* **Given instruction**: Read the lines below. Copy out any that hold the string "JSON".

* **The records**:

════════════════════

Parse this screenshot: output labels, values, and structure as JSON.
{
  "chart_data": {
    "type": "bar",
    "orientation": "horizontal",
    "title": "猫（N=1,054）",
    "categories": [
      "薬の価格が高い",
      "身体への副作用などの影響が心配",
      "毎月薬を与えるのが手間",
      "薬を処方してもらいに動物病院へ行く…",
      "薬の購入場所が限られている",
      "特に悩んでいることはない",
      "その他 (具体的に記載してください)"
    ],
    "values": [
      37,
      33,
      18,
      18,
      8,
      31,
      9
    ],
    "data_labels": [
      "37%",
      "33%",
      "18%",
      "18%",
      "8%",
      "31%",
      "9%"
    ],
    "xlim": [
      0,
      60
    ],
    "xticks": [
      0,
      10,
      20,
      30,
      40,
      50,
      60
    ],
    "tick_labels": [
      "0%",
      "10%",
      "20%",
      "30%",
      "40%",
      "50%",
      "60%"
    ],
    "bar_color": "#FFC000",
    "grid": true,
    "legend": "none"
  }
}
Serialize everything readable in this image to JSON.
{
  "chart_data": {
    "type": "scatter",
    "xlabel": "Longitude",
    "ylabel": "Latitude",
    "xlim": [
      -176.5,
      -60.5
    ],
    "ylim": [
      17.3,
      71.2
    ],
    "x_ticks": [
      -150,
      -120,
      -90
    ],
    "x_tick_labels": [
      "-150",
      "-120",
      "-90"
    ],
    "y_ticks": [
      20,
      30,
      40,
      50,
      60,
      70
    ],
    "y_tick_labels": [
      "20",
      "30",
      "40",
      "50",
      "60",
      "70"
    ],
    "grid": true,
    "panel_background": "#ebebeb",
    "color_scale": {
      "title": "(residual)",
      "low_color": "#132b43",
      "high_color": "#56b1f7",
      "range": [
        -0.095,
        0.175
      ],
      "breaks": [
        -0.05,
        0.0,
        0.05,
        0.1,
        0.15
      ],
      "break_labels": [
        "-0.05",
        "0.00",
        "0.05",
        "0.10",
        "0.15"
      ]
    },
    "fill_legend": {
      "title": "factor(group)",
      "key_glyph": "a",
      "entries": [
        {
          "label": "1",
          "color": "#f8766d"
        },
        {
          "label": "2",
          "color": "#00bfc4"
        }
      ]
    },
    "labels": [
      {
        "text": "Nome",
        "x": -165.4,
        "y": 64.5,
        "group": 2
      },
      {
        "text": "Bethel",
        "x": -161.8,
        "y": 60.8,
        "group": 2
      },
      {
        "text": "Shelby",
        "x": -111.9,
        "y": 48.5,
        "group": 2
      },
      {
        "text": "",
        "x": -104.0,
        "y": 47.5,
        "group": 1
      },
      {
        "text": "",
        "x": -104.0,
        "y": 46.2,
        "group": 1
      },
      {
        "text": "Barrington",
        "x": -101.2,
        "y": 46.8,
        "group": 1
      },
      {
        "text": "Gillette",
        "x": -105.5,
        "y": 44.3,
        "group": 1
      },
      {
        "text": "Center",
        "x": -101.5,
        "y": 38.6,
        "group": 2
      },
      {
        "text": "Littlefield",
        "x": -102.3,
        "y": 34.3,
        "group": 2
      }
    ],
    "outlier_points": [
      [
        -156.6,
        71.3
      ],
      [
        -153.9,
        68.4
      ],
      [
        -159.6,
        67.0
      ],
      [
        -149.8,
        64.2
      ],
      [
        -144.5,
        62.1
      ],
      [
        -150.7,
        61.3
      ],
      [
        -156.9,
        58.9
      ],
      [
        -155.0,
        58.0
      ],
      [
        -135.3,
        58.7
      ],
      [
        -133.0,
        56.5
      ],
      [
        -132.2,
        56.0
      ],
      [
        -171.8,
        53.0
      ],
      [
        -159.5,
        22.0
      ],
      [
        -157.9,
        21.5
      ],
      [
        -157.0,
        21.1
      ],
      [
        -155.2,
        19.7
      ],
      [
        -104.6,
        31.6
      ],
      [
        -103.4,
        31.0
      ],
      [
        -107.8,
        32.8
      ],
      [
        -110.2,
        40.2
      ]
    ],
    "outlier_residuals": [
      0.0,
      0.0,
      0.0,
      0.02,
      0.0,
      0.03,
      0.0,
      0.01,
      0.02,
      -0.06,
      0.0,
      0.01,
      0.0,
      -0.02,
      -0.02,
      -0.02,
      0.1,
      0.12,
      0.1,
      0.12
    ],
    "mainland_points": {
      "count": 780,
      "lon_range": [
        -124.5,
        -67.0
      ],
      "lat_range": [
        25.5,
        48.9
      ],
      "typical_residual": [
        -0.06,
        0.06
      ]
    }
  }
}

════════════════════

* **Answer to this exercise**:
Parse this screenshot: output labels, values, and structure as JSON.
Serialize everything readable in this image to JSON.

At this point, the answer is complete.